§ Task goal: Reproduce each line exactly. Skip none.

— begin —

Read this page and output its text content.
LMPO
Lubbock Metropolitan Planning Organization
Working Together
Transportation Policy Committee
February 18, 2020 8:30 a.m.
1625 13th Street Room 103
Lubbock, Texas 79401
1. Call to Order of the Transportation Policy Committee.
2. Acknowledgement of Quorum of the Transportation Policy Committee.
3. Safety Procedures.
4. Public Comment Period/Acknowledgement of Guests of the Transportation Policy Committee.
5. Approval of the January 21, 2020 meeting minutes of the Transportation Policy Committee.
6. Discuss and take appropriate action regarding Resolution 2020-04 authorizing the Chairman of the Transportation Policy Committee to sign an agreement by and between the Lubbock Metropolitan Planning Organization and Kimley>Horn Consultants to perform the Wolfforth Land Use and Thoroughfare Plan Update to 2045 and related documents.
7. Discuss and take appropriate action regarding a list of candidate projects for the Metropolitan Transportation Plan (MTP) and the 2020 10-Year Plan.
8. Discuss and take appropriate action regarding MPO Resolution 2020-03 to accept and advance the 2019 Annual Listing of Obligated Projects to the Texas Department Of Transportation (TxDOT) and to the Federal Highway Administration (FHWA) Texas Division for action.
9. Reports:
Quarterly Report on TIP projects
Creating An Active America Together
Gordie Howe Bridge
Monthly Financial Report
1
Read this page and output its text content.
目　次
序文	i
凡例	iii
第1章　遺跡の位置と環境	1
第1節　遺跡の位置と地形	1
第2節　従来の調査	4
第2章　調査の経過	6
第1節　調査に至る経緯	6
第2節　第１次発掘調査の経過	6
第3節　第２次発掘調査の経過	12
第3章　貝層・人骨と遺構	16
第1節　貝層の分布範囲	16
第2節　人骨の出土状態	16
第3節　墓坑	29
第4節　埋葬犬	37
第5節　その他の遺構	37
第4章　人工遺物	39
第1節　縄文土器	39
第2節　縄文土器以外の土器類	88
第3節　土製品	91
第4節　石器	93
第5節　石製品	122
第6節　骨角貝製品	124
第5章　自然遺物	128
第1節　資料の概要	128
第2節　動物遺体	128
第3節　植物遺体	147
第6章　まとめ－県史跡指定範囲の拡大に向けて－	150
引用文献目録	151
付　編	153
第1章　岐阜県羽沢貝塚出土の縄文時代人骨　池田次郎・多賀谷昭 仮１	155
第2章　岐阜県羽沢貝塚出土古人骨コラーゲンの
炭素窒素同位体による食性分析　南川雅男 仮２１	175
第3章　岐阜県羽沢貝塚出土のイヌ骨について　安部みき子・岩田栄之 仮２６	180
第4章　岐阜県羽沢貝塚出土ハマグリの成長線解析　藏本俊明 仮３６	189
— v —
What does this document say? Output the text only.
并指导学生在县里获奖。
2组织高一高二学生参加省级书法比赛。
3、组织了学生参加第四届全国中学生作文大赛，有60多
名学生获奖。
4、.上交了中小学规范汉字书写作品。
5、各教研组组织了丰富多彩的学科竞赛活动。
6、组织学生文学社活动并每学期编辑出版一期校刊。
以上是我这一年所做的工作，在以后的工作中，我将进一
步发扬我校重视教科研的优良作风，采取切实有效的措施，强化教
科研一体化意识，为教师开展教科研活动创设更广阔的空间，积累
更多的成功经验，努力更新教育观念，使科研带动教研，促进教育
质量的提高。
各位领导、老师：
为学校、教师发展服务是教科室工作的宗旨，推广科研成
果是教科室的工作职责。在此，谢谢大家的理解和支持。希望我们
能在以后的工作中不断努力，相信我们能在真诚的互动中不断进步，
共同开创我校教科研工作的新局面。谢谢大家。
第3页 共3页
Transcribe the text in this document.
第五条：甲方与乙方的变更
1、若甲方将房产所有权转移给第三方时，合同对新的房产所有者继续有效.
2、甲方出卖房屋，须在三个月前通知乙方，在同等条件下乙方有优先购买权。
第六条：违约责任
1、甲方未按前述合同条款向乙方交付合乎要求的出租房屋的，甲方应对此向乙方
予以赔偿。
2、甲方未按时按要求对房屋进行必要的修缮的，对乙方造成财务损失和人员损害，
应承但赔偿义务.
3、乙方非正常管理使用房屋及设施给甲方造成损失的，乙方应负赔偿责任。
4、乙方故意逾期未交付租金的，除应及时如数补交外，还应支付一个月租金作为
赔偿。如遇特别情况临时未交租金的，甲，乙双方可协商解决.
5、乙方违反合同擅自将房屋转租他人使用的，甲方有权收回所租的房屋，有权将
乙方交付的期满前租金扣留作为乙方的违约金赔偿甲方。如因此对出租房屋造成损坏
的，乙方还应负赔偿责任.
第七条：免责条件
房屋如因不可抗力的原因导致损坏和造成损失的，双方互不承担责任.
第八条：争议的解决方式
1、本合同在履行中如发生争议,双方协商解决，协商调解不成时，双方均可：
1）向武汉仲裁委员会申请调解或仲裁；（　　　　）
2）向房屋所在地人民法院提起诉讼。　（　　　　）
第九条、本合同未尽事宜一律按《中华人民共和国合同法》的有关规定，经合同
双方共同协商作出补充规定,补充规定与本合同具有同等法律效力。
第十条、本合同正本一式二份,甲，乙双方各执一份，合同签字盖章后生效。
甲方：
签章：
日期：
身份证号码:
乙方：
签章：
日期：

— end —

§ Response to this exercise:
Read this page and output its text content.
LMPO
Lubbock Metropolitan Planning Organization
Working Together
Transportation Policy Committee
February 18, 2020 8:30 a.m.
1625 13th Street Room 103
Lubbock, Texas 79401
1. Call to Order of the Transportation Policy Committee.
2. Acknowledgement of Quorum of the Transportation Policy Committee.
3. Safety Procedures.
4. Public Comment Period/Acknowledgement of Guests of the Transportation Policy Committee.
5. Approval of the January 21, 2020 meeting minutes of the Transportation Policy Committee.
6. Discuss and take appropriate action regarding Resolution 2020-04 authorizing the Chairman of the Transportation Policy Committee to sign an agreement by and between the Lubbock Metropolitan Planning Organization and Kimley>Horn Consultants to perform the Wolfforth Land Use and Thoroughfare Plan Update to 2045 and related documents.
7. Discuss and take appropriate action regarding a list of candidate projects for the Metropolitan Transportation Plan (MTP) and the 2020 10-Year Plan.
8. Discuss and take appropriate action regarding MPO Resolution 2020-03 to accept and advance the 2019 Annual Listing of Obligated Projects to the Texas Department Of Transportation (TxDOT) and to the Federal Highway Administration (FHWA) Texas Division for action.
9. Reports:
Quarterly Report on TIP projects
Creating An Active America Together
Gordie Howe Bridge
Monthly Financial Report
1
Read this page and output its text content.
目　次
序文	i
凡例	iii
第1章　遺跡の位置と環境	1
第1節　遺跡の位置と地形	1
第2節　従来の調査	4
第2章　調査の経過	6
第1節　調査に至る経緯	6
第2節　第１次発掘調査の経過	6
第3節　第２次発掘調査の経過	12
第3章　貝層・人骨と遺構	16
第1節　貝層の分布範囲	16
第2節　人骨の出土状態	16
第3節　墓坑	29
第4節　埋葬犬	37
第5節　その他の遺構	37
第4章　人工遺物	39
第1節　縄文土器	39
第2節　縄文土器以外の土器類	88
第3節　土製品	91
第4節　石器	93
第5節　石製品	122
第6節　骨角貝製品	124
第5章　自然遺物	128
第1節　資料の概要	128
第2節　動物遺体	128
第3節　植物遺体	147
第6章　まとめ－県史跡指定範囲の拡大に向けて－	150
引用文献目録	151
付　編	153
第1章　岐阜県羽沢貝塚出土の縄文時代人骨　池田次郎・多賀谷昭 仮１	155
第2章　岐阜県羽沢貝塚出土古人骨コラーゲンの
炭素窒素同位体による食性分析　南川雅男 仮２１	175
第3章　岐阜県羽沢貝塚出土のイヌ骨について　安部みき子・岩田栄之 仮２６	180
第4章　岐阜県羽沢貝塚出土ハマグリの成長線解析　藏本俊明 仮３６	189
— v —
What does this document say? Output the text only.
并指导学生在县里获奖。
2组织高一高二学生参加省级书法比赛。
3、组织了学生参加第四届全国中学生作文大赛，有60多
名学生获奖。
4、.上交了中小学规范汉字书写作品。
5、各教研组组织了丰富多彩的学科竞赛活动。
6、组织学生文学社活动并每学期编辑出版一期校刊。
以上是我这一年所做的工作，在以后的工作中，我将进一
步发扬我校重视教科研的优良作风，采取切实有效的措施，强化教
科研一体化意识，为教师开展教科研活动创设更广阔的空间，积累
更多的成功经验，努力更新教育观念，使科研带动教研，促进教育
质量的提高。
各位领导、老师：
为学校、教师发展服务是教科室工作的宗旨，推广科研成
果是教科室的工作职责。在此，谢谢大家的理解和支持。希望我们
能在以后的工作中不断努力，相信我们能在真诚的互动中不断进步，
共同开创我校教科研工作的新局面。谢谢大家。
第3页 共3页
Transcribe the text in this document.
第五条：甲方与乙方的变更
1、若甲方将房产所有权转移给第三方时，合同对新的房产所有者继续有效.
2、甲方出卖房屋，须在三个月前通知乙方，在同等条件下乙方有优先购买权。
第六条：违约责任
1、甲方未按前述合同条款向乙方交付合乎要求的出租房屋的，甲方应对此向乙方
予以赔偿。
2、甲方未按时按要求对房屋进行必要的修缮的，对乙方造成财务损失和人员损害，
应承但赔偿义务.
3、乙方非正常管理使用房屋及设施给甲方造成损失的，乙方应负赔偿责任。
4、乙方故意逾期未交付租金的，除应及时如数补交外，还应支付一个月租金作为
赔偿。如遇特别情况临时未交租金的，甲，乙双方可协商解决.
5、乙方违反合同擅自将房屋转租他人使用的，甲方有权收回所租的房屋，有权将
乙方交付的期满前租金扣留作为乙方的违约金赔偿甲方。如因此对出租房屋造成损坏
的，乙方还应负赔偿责任.
第七条：免责条件
房屋如因不可抗力的原因导致损坏和造成损失的，双方互不承担责任.
第八条：争议的解决方式
1、本合同在履行中如发生争议,双方协商解决，协商调解不成时，双方均可：
1）向武汉仲裁委员会申请调解或仲裁；（　　　　）
2）向房屋所在地人民法院提起诉讼。　（　　　　）
第九条、本合同未尽事宜一律按《中华人民共和国合同法》的有关规定，经合同
双方共同协商作出补充规定,补充规定与本合同具有同等法律效力。
第十条、本合同正本一式二份,甲，乙双方各执一份，合同签字盖章后生效。
甲方：
签章：
日期：
身份证号码:
乙方：
签章：
日期：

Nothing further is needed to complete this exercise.